__Aim of the exercise__: Find all the lines with "image" and gather them.

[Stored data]

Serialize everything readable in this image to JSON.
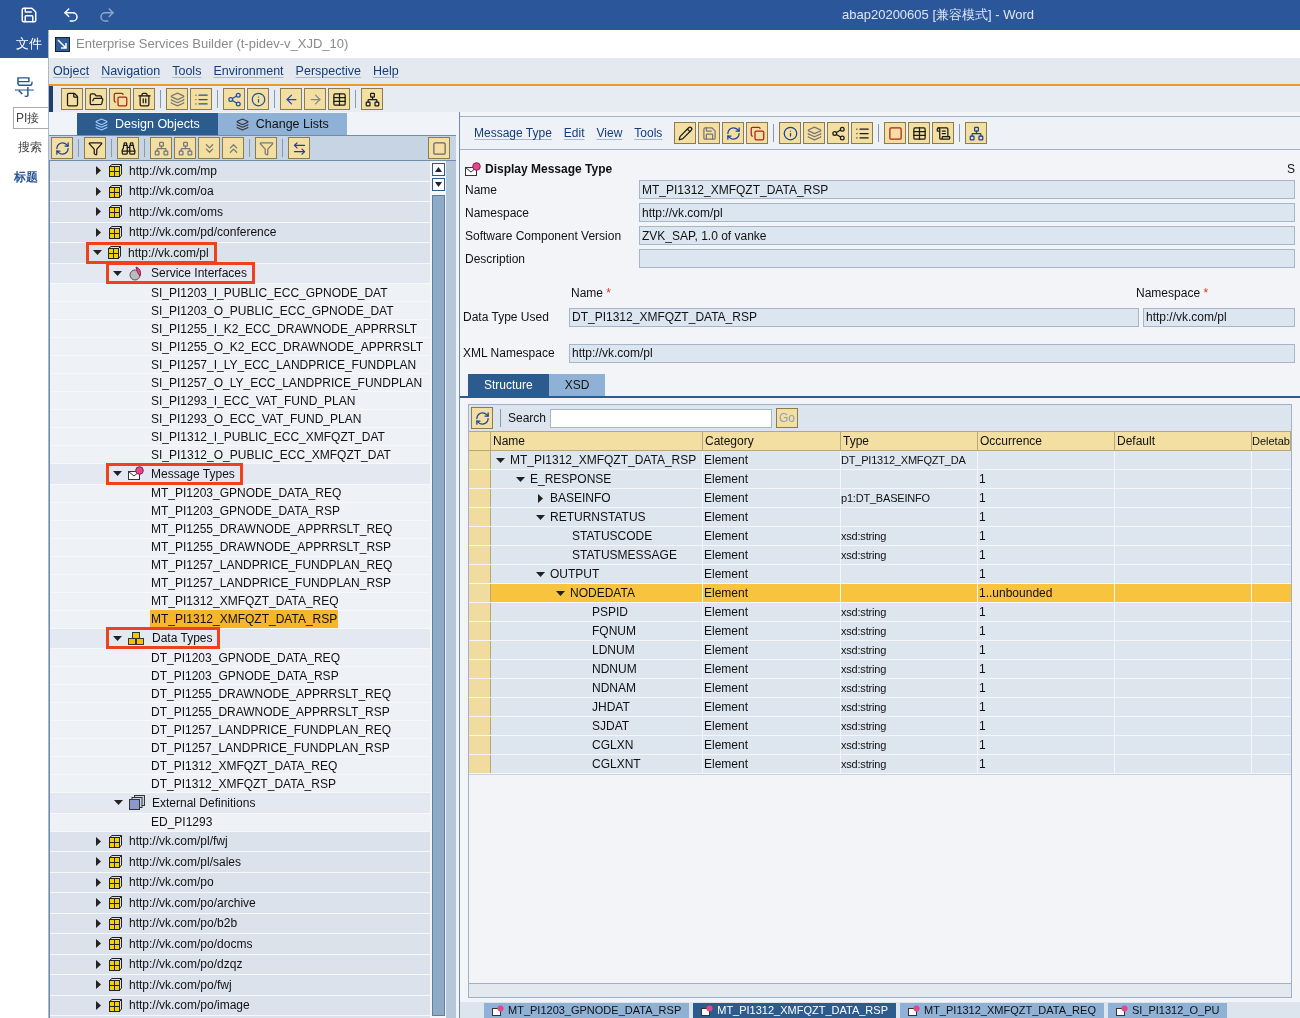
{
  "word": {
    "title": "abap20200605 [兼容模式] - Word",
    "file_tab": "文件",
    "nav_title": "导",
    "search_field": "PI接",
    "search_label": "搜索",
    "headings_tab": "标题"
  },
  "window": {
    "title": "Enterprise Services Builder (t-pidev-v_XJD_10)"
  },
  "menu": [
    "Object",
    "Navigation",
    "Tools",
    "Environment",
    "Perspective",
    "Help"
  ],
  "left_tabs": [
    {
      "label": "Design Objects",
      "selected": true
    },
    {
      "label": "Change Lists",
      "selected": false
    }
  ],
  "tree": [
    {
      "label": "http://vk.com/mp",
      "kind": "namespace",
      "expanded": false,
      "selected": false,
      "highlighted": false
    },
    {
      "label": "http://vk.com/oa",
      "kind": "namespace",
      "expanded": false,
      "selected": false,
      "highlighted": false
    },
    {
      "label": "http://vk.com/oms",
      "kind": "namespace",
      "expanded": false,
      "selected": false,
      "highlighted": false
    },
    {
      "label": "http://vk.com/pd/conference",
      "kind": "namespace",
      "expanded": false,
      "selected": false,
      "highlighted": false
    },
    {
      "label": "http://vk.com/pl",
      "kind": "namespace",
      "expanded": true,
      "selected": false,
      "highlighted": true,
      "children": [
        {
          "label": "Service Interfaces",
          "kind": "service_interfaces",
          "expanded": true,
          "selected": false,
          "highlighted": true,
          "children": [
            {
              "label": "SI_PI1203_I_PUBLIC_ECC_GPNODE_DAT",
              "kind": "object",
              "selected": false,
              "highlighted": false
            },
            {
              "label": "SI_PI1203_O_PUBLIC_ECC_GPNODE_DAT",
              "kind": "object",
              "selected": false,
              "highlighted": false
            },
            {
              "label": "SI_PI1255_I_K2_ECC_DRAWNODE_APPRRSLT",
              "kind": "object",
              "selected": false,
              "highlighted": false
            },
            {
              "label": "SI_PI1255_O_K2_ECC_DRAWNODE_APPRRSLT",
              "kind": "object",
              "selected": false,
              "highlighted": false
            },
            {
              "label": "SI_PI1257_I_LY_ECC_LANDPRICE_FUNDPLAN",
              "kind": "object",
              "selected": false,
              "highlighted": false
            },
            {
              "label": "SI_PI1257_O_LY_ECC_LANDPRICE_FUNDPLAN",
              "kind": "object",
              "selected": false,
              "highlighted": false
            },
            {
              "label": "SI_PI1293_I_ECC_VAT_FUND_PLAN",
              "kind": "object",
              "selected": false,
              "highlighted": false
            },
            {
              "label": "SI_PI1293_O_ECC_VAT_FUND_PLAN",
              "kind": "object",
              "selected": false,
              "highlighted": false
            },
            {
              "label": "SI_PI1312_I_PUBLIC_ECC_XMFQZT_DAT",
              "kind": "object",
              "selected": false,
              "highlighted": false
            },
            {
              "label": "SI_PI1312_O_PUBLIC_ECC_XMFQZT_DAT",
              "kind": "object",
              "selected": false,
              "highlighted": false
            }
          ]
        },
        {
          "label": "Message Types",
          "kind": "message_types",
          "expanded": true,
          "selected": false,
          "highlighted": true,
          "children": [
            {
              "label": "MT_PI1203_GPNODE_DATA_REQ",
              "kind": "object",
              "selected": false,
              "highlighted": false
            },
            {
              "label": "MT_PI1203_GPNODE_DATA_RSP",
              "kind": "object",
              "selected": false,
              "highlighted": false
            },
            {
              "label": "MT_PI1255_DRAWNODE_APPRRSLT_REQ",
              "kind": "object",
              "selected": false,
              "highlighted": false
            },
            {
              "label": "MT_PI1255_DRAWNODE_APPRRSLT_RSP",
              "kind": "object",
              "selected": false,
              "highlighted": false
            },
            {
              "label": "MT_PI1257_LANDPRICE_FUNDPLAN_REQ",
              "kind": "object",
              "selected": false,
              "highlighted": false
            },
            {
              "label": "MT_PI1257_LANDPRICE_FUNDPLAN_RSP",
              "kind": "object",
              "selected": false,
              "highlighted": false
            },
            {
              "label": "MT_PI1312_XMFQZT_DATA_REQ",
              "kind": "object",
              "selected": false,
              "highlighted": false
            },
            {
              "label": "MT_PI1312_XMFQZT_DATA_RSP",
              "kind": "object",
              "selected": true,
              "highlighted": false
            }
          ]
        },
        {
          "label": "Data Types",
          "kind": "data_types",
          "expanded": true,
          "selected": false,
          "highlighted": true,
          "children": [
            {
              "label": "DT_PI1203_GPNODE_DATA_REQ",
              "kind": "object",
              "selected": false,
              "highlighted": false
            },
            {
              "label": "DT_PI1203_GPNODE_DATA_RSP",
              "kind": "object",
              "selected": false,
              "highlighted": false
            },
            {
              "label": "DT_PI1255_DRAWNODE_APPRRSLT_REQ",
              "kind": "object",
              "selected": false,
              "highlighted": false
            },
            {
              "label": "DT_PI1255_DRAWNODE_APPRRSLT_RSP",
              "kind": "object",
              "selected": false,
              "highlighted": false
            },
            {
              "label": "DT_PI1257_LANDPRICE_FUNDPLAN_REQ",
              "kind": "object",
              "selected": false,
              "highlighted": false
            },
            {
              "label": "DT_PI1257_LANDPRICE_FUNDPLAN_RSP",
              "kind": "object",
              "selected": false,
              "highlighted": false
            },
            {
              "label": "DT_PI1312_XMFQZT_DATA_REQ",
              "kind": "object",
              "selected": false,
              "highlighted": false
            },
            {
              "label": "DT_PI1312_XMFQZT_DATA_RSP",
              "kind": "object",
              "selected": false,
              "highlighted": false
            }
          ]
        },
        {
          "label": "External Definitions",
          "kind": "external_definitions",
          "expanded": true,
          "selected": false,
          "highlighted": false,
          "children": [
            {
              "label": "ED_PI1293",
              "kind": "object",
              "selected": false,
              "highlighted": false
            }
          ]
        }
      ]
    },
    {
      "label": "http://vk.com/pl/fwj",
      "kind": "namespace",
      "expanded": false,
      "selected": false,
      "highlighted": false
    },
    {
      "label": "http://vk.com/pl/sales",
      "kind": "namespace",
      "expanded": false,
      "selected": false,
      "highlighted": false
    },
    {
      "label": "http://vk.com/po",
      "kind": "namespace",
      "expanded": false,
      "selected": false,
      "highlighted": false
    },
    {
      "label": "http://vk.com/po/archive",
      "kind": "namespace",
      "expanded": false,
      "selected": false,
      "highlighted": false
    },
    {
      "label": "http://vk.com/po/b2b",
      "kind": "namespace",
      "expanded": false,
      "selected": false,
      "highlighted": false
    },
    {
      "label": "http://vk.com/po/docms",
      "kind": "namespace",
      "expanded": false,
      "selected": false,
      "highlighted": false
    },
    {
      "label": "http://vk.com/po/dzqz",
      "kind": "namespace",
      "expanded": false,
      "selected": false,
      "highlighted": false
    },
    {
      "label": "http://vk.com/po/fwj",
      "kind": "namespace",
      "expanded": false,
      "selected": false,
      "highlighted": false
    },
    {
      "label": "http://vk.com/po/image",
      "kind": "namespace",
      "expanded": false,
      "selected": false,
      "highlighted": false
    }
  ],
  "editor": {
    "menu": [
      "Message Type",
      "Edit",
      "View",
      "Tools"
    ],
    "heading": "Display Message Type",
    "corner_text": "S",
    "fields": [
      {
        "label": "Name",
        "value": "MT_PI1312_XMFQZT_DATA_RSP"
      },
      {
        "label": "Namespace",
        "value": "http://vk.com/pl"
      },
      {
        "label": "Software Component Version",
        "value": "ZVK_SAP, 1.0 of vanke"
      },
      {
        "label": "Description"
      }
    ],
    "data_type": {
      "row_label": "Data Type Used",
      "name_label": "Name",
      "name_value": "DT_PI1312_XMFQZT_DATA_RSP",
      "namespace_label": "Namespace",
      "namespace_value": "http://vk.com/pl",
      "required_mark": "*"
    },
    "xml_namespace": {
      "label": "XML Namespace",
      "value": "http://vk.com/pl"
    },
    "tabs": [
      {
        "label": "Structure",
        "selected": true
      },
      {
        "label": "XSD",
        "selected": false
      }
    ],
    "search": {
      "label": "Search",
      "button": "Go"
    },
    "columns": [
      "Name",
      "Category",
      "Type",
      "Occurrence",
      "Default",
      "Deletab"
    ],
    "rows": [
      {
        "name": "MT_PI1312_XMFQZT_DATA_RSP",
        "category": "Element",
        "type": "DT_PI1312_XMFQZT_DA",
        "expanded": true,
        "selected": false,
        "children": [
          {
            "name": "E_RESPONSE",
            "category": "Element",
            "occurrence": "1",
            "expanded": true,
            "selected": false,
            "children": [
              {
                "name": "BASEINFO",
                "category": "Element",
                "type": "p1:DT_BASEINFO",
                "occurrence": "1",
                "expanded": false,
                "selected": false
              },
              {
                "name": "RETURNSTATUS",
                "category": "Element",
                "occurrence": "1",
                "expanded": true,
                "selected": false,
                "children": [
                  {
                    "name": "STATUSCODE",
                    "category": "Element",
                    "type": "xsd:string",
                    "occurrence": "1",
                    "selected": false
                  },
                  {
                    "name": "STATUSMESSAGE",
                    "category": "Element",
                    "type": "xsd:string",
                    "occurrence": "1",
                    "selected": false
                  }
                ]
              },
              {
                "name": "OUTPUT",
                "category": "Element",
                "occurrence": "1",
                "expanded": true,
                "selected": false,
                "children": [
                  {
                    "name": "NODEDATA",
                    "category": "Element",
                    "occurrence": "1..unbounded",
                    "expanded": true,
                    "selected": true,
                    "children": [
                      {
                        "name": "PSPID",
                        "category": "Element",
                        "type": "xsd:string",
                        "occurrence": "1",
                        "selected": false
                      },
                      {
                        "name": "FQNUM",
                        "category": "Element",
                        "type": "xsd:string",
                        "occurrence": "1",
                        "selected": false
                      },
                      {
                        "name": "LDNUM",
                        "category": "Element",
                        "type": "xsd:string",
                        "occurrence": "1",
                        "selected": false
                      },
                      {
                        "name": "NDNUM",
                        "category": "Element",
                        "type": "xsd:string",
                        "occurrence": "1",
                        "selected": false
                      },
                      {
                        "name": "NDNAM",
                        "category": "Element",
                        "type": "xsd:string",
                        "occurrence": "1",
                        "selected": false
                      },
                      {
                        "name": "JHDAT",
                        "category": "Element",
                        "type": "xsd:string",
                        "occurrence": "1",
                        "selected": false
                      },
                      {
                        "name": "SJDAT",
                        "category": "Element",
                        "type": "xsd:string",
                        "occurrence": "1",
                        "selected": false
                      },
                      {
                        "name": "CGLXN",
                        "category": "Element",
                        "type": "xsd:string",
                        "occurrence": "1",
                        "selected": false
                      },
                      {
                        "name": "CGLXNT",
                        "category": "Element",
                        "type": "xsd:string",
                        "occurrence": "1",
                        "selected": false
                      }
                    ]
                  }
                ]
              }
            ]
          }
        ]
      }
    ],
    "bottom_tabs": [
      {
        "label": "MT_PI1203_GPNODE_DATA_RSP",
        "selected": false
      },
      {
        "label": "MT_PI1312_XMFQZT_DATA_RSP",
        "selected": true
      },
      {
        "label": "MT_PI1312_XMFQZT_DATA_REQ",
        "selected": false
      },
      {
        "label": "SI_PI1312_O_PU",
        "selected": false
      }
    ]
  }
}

__Task solution__:
Serialize everything readable in this image to JSON.
      "label": "http://vk.com/po/image",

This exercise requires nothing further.